** Start RECORDS FOR THE TASK **
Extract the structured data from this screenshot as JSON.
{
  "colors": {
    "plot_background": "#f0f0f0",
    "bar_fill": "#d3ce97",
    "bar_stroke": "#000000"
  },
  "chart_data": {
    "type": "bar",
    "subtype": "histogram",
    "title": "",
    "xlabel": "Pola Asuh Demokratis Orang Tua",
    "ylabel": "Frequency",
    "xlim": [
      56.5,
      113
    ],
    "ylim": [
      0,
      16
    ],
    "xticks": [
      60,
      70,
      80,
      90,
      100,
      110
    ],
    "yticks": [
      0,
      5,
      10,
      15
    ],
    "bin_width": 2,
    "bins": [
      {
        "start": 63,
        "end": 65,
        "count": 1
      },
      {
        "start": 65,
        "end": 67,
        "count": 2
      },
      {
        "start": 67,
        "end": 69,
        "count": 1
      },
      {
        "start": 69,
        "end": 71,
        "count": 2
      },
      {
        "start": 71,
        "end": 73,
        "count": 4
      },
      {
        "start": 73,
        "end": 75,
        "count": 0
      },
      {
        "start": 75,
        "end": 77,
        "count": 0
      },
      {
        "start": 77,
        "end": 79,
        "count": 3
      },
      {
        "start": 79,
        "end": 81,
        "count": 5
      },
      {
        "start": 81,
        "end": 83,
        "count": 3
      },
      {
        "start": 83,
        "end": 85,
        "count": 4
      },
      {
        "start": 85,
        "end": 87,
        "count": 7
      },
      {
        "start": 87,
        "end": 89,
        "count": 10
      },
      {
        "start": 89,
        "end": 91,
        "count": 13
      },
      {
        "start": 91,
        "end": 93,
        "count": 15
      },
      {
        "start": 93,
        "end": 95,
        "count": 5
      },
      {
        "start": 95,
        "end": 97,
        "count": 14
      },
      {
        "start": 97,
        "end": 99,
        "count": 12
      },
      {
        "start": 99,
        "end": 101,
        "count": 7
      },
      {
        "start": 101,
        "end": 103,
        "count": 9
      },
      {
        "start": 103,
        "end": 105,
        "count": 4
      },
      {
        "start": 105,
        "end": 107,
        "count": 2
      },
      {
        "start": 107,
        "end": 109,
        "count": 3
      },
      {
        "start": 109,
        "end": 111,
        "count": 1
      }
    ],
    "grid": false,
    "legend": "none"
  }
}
** End RECORDS FOR THE TASK **
TASK DIRECTIONS => Reproduce the records word for word.

FINISHED ANSWER =>
Extract the structured data from this screenshot as JSON.
{
  "colors": {
    "plot_background": "#f0f0f0",
    "bar_fill": "#d3ce97",
    "bar_stroke": "#000000"
  },
  "chart_data": {
    "type": "bar",
    "subtype": "histogram",
    "title": "",
    "xlabel": "Pola Asuh Demokratis Orang Tua",
    "ylabel": "Frequency",
    "xlim": [
      56.5,
      113
    ],
    "ylim": [
      0,
      16
    ],
    "xticks": [
      60,
      70,
      80,
      90,
      100,
      110
    ],
    "yticks": [
      0,
      5,
      10,
      15
    ],
    "bin_width": 2,
    "bins": [
      {
        "start": 63,
        "end": 65,
        "count": 1
      },
      {
        "start": 65,
        "end": 67,
        "count": 2
      },
      {
        "start": 67,
        "end": 69,
        "count": 1
      },
      {
        "start": 69,
        "end": 71,
        "count": 2
      },
      {
        "start": 71,
        "end": 73,
        "count": 4
      },
      {
        "start": 73,
        "end": 75,
        "count": 0
      },
      {
        "start": 75,
        "end": 77,
        "count": 0
      },
      {
        "start": 77,
        "end": 79,
        "count": 3
      },
      {
        "start": 79,
        "end": 81,
        "count": 5
      },
      {
        "start": 81,
        "end": 83,
        "count": 3
      },
      {
        "start": 83,
        "end": 85,
        "count": 4
      },
      {
        "start": 85,
        "end": 87,
        "count": 7
      },
      {
        "start": 87,
        "end": 89,
        "count": 10
      },
      {
        "start": 89,
        "end": 91,
        "count": 13
      },
      {
        "start": 91,
        "end": 93,
        "count": 15
      },
      {
        "start": 93,
        "end": 95,
        "count": 5
      },
      {
        "start": 95,
        "end": 97,
        "count": 14
      },
      {
        "start": 97,
        "end": 99,
        "count": 12
      },
      {
        "start": 99,
        "end": 101,
        "count": 7
      },
      {
        "start": 101,
        "end": 103,
        "count": 9
      },
      {
        "start": 103,
        "end": 105,
        "count": 4
      },
      {
        "start": 105,
        "end": 107,
        "count": 2
      },
      {
        "start": 107,
        "end": 109,
        "count": 3
      },
      {
        "start": 109,
        "end": 111,
        "count": 1
      }
    ],
    "grid": false,
    "legend": "none"
  }
}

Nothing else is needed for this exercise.